## begin PROVIDED DATA

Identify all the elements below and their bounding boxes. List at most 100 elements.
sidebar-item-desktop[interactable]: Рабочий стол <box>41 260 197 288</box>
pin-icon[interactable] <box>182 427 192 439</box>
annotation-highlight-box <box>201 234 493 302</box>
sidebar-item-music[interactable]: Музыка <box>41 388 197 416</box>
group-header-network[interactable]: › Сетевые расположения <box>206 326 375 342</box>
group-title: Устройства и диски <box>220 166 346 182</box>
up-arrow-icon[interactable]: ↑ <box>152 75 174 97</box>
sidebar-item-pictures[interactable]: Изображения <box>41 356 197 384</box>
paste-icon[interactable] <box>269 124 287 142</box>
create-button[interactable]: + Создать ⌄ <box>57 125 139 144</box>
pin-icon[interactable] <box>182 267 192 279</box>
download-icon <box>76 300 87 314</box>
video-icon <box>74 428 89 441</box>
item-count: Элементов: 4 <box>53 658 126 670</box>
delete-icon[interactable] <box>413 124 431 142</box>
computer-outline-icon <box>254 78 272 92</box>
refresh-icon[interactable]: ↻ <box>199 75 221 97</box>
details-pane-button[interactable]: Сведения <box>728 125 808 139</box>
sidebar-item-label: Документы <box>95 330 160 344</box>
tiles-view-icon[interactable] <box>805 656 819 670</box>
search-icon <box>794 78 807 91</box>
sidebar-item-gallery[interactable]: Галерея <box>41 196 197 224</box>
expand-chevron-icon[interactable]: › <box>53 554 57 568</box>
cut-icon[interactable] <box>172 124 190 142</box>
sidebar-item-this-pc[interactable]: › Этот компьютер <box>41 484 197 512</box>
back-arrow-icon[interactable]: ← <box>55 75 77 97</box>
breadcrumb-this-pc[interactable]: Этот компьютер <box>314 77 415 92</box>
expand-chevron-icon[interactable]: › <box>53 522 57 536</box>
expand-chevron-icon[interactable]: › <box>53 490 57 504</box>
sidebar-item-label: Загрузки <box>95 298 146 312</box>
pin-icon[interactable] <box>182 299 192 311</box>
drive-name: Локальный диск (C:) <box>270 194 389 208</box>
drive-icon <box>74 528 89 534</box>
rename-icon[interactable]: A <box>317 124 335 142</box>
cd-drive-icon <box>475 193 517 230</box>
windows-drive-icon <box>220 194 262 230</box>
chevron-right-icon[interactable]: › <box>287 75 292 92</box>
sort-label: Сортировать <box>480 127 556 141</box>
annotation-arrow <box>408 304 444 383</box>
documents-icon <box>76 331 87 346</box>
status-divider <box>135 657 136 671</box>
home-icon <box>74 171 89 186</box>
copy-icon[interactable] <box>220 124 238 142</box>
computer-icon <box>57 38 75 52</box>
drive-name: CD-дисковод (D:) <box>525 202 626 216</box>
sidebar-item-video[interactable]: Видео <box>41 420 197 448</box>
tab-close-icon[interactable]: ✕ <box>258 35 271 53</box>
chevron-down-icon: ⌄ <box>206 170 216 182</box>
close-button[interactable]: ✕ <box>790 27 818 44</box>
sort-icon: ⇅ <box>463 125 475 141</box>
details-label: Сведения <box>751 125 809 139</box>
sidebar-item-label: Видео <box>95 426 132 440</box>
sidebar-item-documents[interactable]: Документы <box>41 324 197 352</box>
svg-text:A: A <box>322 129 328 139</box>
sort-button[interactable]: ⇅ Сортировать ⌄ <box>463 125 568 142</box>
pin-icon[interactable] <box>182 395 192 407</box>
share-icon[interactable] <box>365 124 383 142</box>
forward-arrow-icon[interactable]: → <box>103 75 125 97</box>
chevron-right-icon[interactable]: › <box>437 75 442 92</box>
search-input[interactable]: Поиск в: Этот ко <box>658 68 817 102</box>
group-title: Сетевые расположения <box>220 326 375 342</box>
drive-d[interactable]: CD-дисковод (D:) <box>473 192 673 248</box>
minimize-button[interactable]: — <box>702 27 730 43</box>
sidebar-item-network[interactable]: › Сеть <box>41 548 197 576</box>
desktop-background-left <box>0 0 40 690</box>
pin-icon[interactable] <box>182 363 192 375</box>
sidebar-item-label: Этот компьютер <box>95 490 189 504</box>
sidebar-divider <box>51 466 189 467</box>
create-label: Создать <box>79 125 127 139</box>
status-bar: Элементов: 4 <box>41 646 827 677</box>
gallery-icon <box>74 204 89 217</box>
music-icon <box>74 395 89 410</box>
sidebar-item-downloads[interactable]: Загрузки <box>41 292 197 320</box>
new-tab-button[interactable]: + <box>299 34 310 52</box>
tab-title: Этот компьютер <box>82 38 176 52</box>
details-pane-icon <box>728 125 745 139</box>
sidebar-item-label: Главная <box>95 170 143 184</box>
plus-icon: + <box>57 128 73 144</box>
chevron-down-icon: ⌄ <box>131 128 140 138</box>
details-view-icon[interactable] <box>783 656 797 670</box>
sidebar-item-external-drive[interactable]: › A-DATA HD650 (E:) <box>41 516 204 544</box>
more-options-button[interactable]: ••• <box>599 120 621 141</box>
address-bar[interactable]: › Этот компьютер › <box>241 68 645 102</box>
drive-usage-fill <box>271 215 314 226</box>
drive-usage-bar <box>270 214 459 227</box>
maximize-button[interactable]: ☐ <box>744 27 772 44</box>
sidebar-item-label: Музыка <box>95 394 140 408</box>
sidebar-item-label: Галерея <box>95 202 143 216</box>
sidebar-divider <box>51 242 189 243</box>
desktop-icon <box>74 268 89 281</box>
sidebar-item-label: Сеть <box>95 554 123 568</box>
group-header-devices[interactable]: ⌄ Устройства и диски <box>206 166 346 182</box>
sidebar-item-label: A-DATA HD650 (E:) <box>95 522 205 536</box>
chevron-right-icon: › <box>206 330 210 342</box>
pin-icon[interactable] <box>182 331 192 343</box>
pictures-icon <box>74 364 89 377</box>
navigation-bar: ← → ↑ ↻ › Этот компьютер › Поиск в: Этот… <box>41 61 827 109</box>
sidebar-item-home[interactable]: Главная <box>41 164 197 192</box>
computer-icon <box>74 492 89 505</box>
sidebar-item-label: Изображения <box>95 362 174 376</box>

## end PROVIDED DATA

- **PROBLEM DESCRIPTION**
Update the records above: write out every line again, putting "pin-button" wherever "pin-icon" appears and keeping everything else the same.

- **FINISHED TASK**
Identify all the elements below and their bounding boxes. List at most 100 elements.
sidebar-item-desktop[interactable]: Рабочий стол <box>41 260 197 288</box>
pin-button[interactable] <box>182 427 192 439</box>
annotation-highlight-box <box>201 234 493 302</box>
sidebar-item-music[interactable]: Музыка <box>41 388 197 416</box>
group-header-network[interactable]: › Сетевые расположения <box>206 326 375 342</box>
group-title: Устройства и диски <box>220 166 346 182</box>
up-arrow-icon[interactable]: ↑ <box>152 75 174 97</box>
sidebar-item-pictures[interactable]: Изображения <box>41 356 197 384</box>
paste-icon[interactable] <box>269 124 287 142</box>
create-button[interactable]: + Создать ⌄ <box>57 125 139 144</box>
pin-button[interactable] <box>182 267 192 279</box>
download-icon <box>76 300 87 314</box>
video-icon <box>74 428 89 441</box>
item-count: Элементов: 4 <box>53 658 126 670</box>
delete-icon[interactable] <box>413 124 431 142</box>
computer-outline-icon <box>254 78 272 92</box>
refresh-icon[interactable]: ↻ <box>199 75 221 97</box>
details-pane-button[interactable]: Сведения <box>728 125 808 139</box>
sidebar-item-label: Документы <box>95 330 160 344</box>
tiles-view-icon[interactable] <box>805 656 819 670</box>
search-icon <box>794 78 807 91</box>
sidebar-item-gallery[interactable]: Галерея <box>41 196 197 224</box>
expand-chevron-icon[interactable]: › <box>53 554 57 568</box>
cut-icon[interactable] <box>172 124 190 142</box>
sidebar-item-this-pc[interactable]: › Этот компьютер <box>41 484 197 512</box>
back-arrow-icon[interactable]: ← <box>55 75 77 97</box>
breadcrumb-this-pc[interactable]: Этот компьютер <box>314 77 415 92</box>
expand-chevron-icon[interactable]: › <box>53 522 57 536</box>
expand-chevron-icon[interactable]: › <box>53 490 57 504</box>
sidebar-item-label: Загрузки <box>95 298 146 312</box>
pin-button[interactable] <box>182 299 192 311</box>
drive-name: Локальный диск (C:) <box>270 194 389 208</box>
drive-icon <box>74 528 89 534</box>
rename-icon[interactable]: A <box>317 124 335 142</box>
cd-drive-icon <box>475 193 517 230</box>
windows-drive-icon <box>220 194 262 230</box>
chevron-right-icon[interactable]: › <box>287 75 292 92</box>
sort-label: Сортировать <box>480 127 556 141</box>
annotation-arrow <box>408 304 444 383</box>
documents-icon <box>76 331 87 346</box>
status-divider <box>135 657 136 671</box>
home-icon <box>74 171 89 186</box>
copy-icon[interactable] <box>220 124 238 142</box>
computer-icon <box>57 38 75 52</box>
drive-name: CD-дисковод (D:) <box>525 202 626 216</box>
sidebar-item-video[interactable]: Видео <box>41 420 197 448</box>
tab-close-icon[interactable]: ✕ <box>258 35 271 53</box>
chevron-down-icon: ⌄ <box>206 170 216 182</box>
close-button[interactable]: ✕ <box>790 27 818 44</box>
sort-icon: ⇅ <box>463 125 475 141</box>
details-label: Сведения <box>751 125 809 139</box>
sidebar-item-label: Видео <box>95 426 132 440</box>
sidebar-item-documents[interactable]: Документы <box>41 324 197 352</box>
svg-text:A: A <box>322 129 328 139</box>
sort-button[interactable]: ⇅ Сортировать ⌄ <box>463 125 568 142</box>
pin-button[interactable] <box>182 395 192 407</box>
share-icon[interactable] <box>365 124 383 142</box>
forward-arrow-icon[interactable]: → <box>103 75 125 97</box>
chevron-right-icon[interactable]: › <box>437 75 442 92</box>
search-input[interactable]: Поиск в: Этот ко <box>658 68 817 102</box>
group-title: Сетевые расположения <box>220 326 375 342</box>
drive-d[interactable]: CD-дисковод (D:) <box>473 192 673 248</box>
minimize-button[interactable]: — <box>702 27 730 43</box>
sidebar-item-network[interactable]: › Сеть <box>41 548 197 576</box>
desktop-background-left <box>0 0 40 690</box>
pin-button[interactable] <box>182 363 192 375</box>
sidebar-item-label: Этот компьютер <box>95 490 189 504</box>
sidebar-divider <box>51 466 189 467</box>
create-label: Создать <box>79 125 127 139</box>
status-bar: Элементов: 4 <box>41 646 827 677</box>
gallery-icon <box>74 204 89 217</box>
music-icon <box>74 395 89 410</box>
sidebar-item-downloads[interactable]: Загрузки <box>41 292 197 320</box>
new-tab-button[interactable]: + <box>299 34 310 52</box>
tab-title: Этот компьютер <box>82 38 176 52</box>
details-pane-icon <box>728 125 745 139</box>
sidebar-item-label: Главная <box>95 170 143 184</box>
plus-icon: + <box>57 128 73 144</box>
chevron-down-icon: ⌄ <box>131 128 140 138</box>
details-view-icon[interactable] <box>783 656 797 670</box>
sidebar-item-external-drive[interactable]: › A-DATA HD650 (E:) <box>41 516 204 544</box>
more-options-button[interactable]: ••• <box>599 120 621 141</box>
address-bar[interactable]: › Этот компьютер › <box>241 68 645 102</box>
drive-usage-fill <box>271 215 314 226</box>
drive-usage-bar <box>270 214 459 227</box>
maximize-button[interactable]: ☐ <box>744 27 772 44</box>
sidebar-item-label: Музыка <box>95 394 140 408</box>
sidebar-item-label: Галерея <box>95 202 143 216</box>
sidebar-divider <box>51 242 189 243</box>
desktop-icon <box>74 268 89 281</box>
sidebar-item-label: Сеть <box>95 554 123 568</box>
group-header-devices[interactable]: ⌄ Устройства и диски <box>206 166 346 182</box>
sidebar-item-label: A-DATA HD650 (E:) <box>95 522 205 536</box>
chevron-right-icon: › <box>206 330 210 342</box>
pin-button[interactable] <box>182 331 192 343</box>
pictures-icon <box>74 364 89 377</box>
navigation-bar: ← → ↑ ↻ › Этот компьютер › Поиск в: Этот… <box>41 61 827 109</box>
sidebar-item-home[interactable]: Главная <box>41 164 197 192</box>
computer-icon <box>74 492 89 505</box>
sidebar-item-label: Изображения <box>95 362 174 376</box>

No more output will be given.